-- THE DATA start --
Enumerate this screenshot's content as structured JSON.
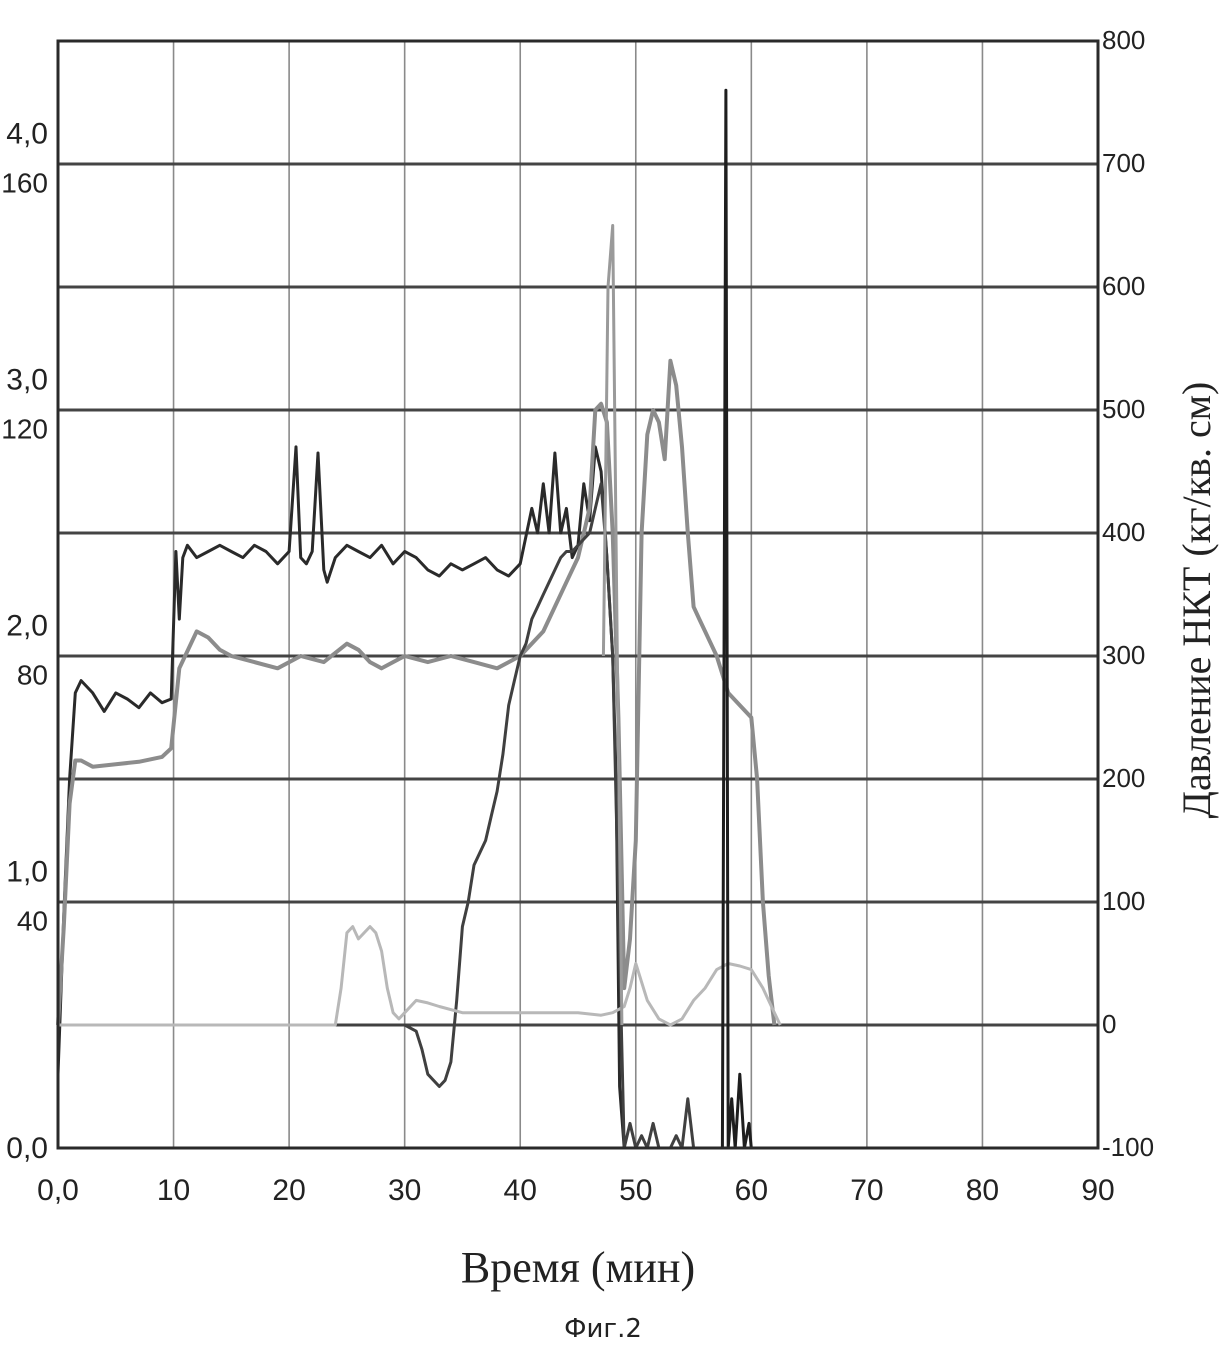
{
  "chart_data": {
    "type": "line",
    "title": "",
    "xlabel": "Время (мин)",
    "ylabel_right": "Давление НКТ (кг/кв. см)",
    "caption": "Фиг.2",
    "xlim": [
      0,
      90
    ],
    "ylim_right": [
      -100,
      800
    ],
    "x_ticks": [
      "0,0",
      "10",
      "20",
      "30",
      "40",
      "50",
      "60",
      "70",
      "80",
      "90"
    ],
    "right_ticks": [
      "-100",
      "0",
      "100",
      "200",
      "300",
      "400",
      "500",
      "600",
      "700",
      "800"
    ],
    "left_ticks_primary": [
      {
        "label": "0,0",
        "right_value": -100
      },
      {
        "label": "1,0",
        "right_value": 125
      },
      {
        "label": "2,0",
        "right_value": 325
      },
      {
        "label": "3,0",
        "right_value": 525
      },
      {
        "label": "4,0",
        "right_value": 725
      }
    ],
    "left_ticks_secondary": [
      {
        "label": "40",
        "right_value": 85
      },
      {
        "label": "80",
        "right_value": 285
      },
      {
        "label": "120",
        "right_value": 485
      },
      {
        "label": "160",
        "right_value": 685
      }
    ],
    "grid": true,
    "series": [
      {
        "color": "#2a2a2a",
        "x": [
          0,
          0.5,
          1,
          1.5,
          2,
          3,
          4,
          5,
          6,
          7,
          8,
          9,
          9.8,
          10.2,
          10.5,
          10.8,
          11.2,
          12,
          13,
          14,
          15,
          16,
          17,
          18,
          19,
          20,
          20.6,
          21,
          21.5,
          22,
          22.5,
          23,
          23.3,
          24,
          25,
          26,
          27,
          28,
          29,
          30,
          31,
          32,
          33,
          34,
          35,
          36,
          37,
          38,
          39,
          40,
          41,
          41.5,
          42,
          42.5,
          43,
          43.5,
          44,
          44.5,
          45,
          45.5,
          46,
          46.5,
          47,
          47.5,
          48,
          48.3,
          48.6,
          49
        ],
        "y": [
          -40,
          90,
          200,
          270,
          280,
          270,
          255,
          270,
          265,
          258,
          270,
          262,
          265,
          385,
          330,
          380,
          390,
          380,
          385,
          390,
          385,
          380,
          390,
          385,
          375,
          385,
          470,
          380,
          375,
          385,
          465,
          370,
          360,
          380,
          390,
          385,
          380,
          390,
          375,
          385,
          380,
          370,
          365,
          375,
          370,
          375,
          380,
          370,
          365,
          375,
          420,
          400,
          440,
          400,
          465,
          400,
          420,
          380,
          390,
          440,
          410,
          470,
          450,
          380,
          300,
          200,
          -50,
          -100
        ]
      },
      {
        "color": "#8c8c8c",
        "x": [
          0,
          0.5,
          1,
          1.5,
          2,
          3,
          5,
          7,
          9,
          9.8,
          10.5,
          11,
          12,
          13,
          14,
          15,
          17,
          19,
          21,
          23,
          25,
          26,
          27,
          28,
          29,
          30,
          32,
          34,
          36,
          38,
          40,
          42,
          44,
          45,
          46,
          46.5,
          47,
          47.5,
          48,
          48.5,
          49,
          49.5,
          50,
          50.5,
          51,
          51.5,
          52,
          52.5,
          53,
          53.5,
          54,
          54.5,
          55,
          55.5,
          56,
          57,
          58,
          59,
          60,
          60.5,
          61,
          61.5,
          62
        ],
        "y": [
          0,
          80,
          180,
          215,
          215,
          210,
          212,
          214,
          218,
          225,
          290,
          300,
          320,
          315,
          305,
          300,
          295,
          290,
          300,
          295,
          310,
          305,
          295,
          290,
          295,
          300,
          295,
          300,
          295,
          290,
          300,
          320,
          360,
          380,
          420,
          500,
          505,
          490,
          400,
          250,
          30,
          70,
          150,
          400,
          480,
          500,
          490,
          460,
          540,
          520,
          470,
          400,
          340,
          330,
          320,
          300,
          270,
          260,
          250,
          200,
          100,
          40,
          0
        ]
      },
      {
        "color": "#404040",
        "x": [
          0,
          10,
          20,
          30,
          31,
          31.5,
          32,
          33,
          33.5,
          34,
          34.5,
          35,
          35.5,
          36,
          36.5,
          37,
          37.5,
          38,
          38.5,
          39,
          39.5,
          40,
          40.5,
          41,
          41.5,
          42,
          42.5,
          43,
          43.5,
          44,
          44.5,
          45,
          45.5,
          46,
          46.5,
          47,
          47.5,
          48,
          48.5,
          49,
          49.5,
          50,
          50.5,
          51,
          51.5,
          52,
          53,
          53.5,
          54,
          54.5,
          55
        ],
        "y": [
          0,
          0,
          0,
          0,
          -5,
          -20,
          -40,
          -50,
          -45,
          -30,
          20,
          80,
          100,
          130,
          140,
          150,
          170,
          190,
          220,
          260,
          280,
          300,
          310,
          330,
          340,
          350,
          360,
          370,
          380,
          385,
          385,
          390,
          395,
          400,
          420,
          440,
          380,
          300,
          100,
          -100,
          -80,
          -100,
          -90,
          -100,
          -80,
          -100,
          -100,
          -90,
          -100,
          -60,
          -100
        ]
      },
      {
        "color": "#b8b8b8",
        "x": [
          0,
          5,
          10,
          15,
          20,
          22,
          23,
          24,
          24.5,
          25,
          25.5,
          26,
          27,
          27.5,
          28,
          28.5,
          29,
          29.5,
          30,
          31,
          32,
          33,
          35,
          40,
          45,
          47,
          48,
          49,
          49.5,
          50,
          51,
          52,
          53,
          54,
          55,
          56,
          57,
          58,
          59,
          60,
          61,
          62,
          62.5
        ],
        "y": [
          0,
          0,
          0,
          0,
          0,
          0,
          0,
          0,
          30,
          75,
          80,
          70,
          80,
          75,
          60,
          30,
          10,
          5,
          10,
          20,
          18,
          15,
          10,
          10,
          10,
          8,
          10,
          15,
          30,
          50,
          20,
          5,
          0,
          5,
          20,
          30,
          45,
          50,
          48,
          45,
          30,
          10,
          0
        ]
      },
      {
        "color": "#1e1e1e",
        "x": [
          57.5,
          57.8,
          58,
          58.3,
          58.6,
          59,
          59.4,
          59.8,
          60
        ],
        "y": [
          -100,
          760,
          -100,
          -60,
          -100,
          -40,
          -100,
          -80,
          -100
        ]
      },
      {
        "color": "#9a9a9a",
        "x": [
          47.2,
          47.6,
          48.0,
          48.4,
          48.8
        ],
        "y": [
          300,
          600,
          650,
          300,
          0
        ]
      }
    ]
  }
}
-- THE DATA end --
▶ **PROBLEM**
Extract from the material all lines containing the string "color".

▶ **ANSWER TO THE EXERCISE**
        "color": "#2a2a2a",
        "color": "#8c8c8c",
        "color": "#404040",
        "color": "#b8b8b8",
        "color": "#1e1e1e",
        "color": "#9a9a9a",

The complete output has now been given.